§ **Dataset excerpt**
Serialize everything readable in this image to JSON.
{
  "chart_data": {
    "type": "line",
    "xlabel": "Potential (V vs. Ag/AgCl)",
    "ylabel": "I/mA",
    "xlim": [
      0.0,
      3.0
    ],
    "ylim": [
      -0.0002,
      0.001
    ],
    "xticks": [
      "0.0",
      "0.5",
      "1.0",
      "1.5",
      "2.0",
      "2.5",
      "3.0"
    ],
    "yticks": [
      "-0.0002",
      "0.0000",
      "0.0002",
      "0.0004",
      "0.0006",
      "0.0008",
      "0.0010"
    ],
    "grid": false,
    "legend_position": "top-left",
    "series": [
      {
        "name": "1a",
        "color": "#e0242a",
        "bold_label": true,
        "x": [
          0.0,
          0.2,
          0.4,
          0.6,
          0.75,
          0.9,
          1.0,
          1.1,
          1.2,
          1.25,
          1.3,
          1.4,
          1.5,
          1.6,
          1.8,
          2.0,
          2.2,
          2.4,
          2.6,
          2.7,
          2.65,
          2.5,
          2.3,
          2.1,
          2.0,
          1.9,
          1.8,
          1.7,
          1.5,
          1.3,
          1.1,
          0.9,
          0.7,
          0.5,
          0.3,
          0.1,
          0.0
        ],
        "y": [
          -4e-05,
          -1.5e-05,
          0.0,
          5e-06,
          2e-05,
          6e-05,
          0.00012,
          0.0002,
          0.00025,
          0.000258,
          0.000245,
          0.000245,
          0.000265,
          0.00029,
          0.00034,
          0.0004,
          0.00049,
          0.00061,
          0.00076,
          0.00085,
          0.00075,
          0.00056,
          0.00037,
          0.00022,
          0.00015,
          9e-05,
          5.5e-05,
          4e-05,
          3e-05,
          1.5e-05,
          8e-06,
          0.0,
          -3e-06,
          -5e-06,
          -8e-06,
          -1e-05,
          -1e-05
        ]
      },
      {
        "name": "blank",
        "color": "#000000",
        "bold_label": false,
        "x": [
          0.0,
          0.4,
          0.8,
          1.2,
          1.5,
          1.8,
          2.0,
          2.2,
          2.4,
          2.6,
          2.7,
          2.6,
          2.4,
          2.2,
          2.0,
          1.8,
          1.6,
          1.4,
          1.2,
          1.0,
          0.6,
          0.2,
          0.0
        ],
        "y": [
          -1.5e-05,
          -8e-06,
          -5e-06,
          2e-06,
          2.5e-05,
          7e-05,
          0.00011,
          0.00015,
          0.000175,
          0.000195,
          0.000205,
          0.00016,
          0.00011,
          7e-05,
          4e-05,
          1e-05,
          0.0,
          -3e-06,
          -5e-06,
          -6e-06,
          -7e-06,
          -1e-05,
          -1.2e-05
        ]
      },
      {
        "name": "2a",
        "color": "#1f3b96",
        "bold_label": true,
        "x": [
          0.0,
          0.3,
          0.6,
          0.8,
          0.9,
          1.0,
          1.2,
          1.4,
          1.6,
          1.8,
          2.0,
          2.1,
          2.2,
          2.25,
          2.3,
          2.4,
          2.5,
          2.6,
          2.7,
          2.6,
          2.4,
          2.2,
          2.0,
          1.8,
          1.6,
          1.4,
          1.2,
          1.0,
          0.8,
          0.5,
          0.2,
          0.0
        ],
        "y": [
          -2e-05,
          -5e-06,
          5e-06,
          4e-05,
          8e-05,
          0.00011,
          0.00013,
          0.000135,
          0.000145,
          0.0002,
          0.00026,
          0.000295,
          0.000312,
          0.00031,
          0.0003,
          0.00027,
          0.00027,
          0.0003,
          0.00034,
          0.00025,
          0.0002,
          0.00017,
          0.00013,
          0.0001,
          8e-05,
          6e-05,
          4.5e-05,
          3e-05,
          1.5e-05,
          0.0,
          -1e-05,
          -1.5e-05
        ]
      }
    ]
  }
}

§ **Exercise description**
Show each line of the listing that holds the string "color".

§ **Response to this exercise**
        "color": "#e0242a",
        "color": "#000000",
        "color": "#1f3b96",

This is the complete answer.